→ **JOB**
Report every line in the listing that contains the string "phase".
-- start DATA PROVIDED --
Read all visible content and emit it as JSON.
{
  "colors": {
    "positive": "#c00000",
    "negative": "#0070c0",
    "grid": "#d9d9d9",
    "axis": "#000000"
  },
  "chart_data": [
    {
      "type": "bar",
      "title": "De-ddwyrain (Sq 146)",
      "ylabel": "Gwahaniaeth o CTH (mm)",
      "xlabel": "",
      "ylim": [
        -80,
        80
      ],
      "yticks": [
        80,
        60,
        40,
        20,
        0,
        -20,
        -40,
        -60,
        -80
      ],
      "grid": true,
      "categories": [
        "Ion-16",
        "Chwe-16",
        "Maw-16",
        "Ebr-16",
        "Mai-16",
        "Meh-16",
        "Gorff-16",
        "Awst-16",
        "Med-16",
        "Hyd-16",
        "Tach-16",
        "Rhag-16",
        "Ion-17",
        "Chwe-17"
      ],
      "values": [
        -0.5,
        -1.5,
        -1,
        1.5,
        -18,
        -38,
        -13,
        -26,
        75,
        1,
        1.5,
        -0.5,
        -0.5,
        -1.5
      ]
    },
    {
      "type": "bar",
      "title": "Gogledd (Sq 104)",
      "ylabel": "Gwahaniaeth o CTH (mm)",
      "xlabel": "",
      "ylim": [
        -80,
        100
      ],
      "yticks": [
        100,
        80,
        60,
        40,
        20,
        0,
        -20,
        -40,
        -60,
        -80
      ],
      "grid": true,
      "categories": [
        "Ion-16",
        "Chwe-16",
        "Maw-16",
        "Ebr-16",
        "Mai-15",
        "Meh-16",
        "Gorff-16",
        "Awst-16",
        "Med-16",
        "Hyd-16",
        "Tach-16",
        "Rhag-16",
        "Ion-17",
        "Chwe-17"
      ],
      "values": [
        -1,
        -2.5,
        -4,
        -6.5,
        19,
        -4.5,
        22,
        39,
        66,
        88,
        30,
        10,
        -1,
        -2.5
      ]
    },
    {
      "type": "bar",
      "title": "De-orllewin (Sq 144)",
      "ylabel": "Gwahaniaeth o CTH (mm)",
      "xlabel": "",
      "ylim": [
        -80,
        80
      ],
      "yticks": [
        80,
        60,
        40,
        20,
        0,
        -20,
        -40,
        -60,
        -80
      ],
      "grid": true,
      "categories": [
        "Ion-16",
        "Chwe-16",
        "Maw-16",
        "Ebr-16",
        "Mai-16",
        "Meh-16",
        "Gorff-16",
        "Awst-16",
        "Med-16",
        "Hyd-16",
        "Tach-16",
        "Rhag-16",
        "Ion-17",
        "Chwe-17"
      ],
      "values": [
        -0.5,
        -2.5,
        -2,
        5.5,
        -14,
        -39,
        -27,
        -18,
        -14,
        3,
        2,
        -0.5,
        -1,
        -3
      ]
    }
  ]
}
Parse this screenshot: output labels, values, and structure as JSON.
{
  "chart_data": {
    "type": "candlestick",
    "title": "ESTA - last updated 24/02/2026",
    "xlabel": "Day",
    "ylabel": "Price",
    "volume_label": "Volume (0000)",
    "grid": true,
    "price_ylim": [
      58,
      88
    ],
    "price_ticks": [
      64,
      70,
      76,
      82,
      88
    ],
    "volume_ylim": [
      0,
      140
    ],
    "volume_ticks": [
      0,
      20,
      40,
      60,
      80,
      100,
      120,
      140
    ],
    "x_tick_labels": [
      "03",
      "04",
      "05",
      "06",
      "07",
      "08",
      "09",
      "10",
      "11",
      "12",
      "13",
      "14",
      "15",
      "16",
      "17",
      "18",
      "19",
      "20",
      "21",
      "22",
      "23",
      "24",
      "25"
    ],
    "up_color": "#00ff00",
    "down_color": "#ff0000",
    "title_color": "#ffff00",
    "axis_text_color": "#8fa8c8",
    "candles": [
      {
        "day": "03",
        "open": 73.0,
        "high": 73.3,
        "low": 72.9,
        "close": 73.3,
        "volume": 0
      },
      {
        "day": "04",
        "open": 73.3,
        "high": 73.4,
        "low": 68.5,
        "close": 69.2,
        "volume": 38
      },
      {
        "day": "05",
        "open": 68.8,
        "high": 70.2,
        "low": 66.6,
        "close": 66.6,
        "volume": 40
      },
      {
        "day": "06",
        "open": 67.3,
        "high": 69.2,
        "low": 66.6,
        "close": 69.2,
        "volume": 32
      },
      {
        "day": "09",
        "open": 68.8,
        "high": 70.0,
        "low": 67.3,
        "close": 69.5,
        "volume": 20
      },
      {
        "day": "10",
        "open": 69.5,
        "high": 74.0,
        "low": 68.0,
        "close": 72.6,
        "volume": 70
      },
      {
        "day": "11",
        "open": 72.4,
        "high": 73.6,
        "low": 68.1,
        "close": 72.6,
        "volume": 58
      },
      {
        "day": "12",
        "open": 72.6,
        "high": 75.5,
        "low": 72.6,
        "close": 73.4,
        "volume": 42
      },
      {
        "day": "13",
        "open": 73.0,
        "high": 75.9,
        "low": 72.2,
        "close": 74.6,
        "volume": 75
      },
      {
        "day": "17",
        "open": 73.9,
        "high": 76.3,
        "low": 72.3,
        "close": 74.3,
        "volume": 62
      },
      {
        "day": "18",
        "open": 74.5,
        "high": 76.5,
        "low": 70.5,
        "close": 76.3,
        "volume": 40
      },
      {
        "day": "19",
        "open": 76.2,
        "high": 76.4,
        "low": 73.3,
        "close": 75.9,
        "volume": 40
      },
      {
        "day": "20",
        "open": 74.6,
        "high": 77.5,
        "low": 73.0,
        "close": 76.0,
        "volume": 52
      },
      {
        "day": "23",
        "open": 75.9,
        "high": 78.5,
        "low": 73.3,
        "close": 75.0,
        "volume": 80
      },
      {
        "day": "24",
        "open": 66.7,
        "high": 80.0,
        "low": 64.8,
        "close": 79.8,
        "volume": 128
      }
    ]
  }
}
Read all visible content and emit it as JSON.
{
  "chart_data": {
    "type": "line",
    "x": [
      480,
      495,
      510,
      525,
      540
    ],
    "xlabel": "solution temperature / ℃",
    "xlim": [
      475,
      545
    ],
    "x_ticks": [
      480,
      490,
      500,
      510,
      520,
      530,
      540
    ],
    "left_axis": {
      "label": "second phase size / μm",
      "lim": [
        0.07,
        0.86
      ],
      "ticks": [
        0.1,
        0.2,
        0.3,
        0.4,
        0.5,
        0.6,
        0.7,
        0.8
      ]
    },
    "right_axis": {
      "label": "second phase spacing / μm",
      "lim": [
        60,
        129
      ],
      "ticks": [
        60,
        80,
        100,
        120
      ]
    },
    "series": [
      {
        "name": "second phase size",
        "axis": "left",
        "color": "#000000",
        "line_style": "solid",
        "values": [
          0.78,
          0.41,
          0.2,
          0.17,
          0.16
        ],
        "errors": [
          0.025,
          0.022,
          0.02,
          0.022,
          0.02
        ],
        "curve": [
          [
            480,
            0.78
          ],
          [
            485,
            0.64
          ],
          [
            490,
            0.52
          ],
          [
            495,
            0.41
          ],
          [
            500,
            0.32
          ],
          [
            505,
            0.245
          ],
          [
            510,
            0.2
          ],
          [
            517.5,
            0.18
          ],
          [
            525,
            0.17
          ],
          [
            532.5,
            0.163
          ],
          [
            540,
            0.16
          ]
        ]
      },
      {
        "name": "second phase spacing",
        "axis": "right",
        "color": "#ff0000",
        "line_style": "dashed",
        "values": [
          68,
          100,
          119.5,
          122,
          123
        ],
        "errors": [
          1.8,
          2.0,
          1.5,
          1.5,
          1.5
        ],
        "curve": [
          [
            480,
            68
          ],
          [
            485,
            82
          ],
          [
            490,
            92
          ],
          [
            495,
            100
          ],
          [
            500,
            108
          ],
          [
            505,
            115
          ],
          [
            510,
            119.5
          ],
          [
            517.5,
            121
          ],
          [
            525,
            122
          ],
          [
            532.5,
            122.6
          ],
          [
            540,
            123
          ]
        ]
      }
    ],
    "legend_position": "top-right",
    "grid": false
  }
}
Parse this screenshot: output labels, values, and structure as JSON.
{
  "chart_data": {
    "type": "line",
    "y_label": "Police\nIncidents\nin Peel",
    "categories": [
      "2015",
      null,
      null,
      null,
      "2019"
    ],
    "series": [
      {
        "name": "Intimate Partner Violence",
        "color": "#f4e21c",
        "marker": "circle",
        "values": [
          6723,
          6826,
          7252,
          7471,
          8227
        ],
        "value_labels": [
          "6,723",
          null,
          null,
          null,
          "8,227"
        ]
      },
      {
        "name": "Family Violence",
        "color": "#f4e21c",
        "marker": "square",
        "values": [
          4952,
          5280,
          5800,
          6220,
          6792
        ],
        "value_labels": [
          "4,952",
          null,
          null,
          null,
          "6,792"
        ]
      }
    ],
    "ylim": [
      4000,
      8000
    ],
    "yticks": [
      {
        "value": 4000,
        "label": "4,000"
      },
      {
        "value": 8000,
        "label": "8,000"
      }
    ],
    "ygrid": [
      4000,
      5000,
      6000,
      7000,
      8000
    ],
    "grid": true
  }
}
-- end DATA PROVIDED --
→ **OUTPUT OF THE TASK**
      "label": "second phase size / μm",
      "label": "second phase spacing / μm",
        "name": "second phase size",
        "name": "second phase spacing",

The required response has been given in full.